Racism and repression: NSW Labor leads the way

November 5, 2003
Issue 

BY SARAH STEPHEN

John Howard must be proud of NSW Labor Premier Bob Carr, though he might never admit it. Howard and Carr see eye to eye on so many issues, most particularly the supposed imminent threat of terrorism in Australia and the calculated use of dog-whistle politics to spread the mythology that terrorism and crime are intimately linked with Arabic and Muslim culture.

A dog whistle is pitched so high that dogs hear it but humans don't. Dog-whistle politics involves pitching a message to a particular group of voters that other voters don't hear, or don't respond to. So Carr talks about stopping crime among "people in the south-west", he's talking about Sydneysiders of Middle Eastern descent.

Carr's racist message is often coded or veiled, but the unspoken message is clear to those it's directed to. It also lets him off the hook from being accused of explicit racism.

On November 21, 2002, Carr's government introduced the most draconian "anti-terrorist" state legislation in the First World. Under the new laws, the police minister is granted unprecedented powers to declare a state of emergency. Police can search people's homes without a warrant and strip-search suspects, who can also have their possessions confiscated and be ordered to stop engaging in perfectly normal and legal activities.

■ ■ ■ ■ ■ ■ ■

▸ **Required task**: In the article on NSW Labor, on what date did Carr's government introduce its "anti-terrorist" state legislation?

■ ■ ■ ■ ■ ■ ■

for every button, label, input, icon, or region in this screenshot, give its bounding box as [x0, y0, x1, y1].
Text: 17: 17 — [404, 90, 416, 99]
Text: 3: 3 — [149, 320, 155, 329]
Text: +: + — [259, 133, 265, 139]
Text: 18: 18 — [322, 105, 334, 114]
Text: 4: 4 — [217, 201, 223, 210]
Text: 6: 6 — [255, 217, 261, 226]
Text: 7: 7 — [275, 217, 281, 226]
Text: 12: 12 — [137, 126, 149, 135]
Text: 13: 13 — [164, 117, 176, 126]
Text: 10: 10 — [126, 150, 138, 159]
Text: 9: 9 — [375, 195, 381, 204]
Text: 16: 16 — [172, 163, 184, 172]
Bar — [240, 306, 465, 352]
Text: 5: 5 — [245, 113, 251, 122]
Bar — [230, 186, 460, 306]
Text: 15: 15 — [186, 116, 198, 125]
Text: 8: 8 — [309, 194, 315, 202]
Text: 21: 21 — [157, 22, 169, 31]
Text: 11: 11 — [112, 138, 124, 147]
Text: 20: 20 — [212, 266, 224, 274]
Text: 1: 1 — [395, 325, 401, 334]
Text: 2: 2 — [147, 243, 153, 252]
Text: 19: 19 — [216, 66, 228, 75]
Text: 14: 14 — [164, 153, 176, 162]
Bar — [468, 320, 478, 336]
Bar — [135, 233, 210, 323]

■ ■ ■ ■ ■ ■ ■

▸ **Solution to this task**: November 21, 2002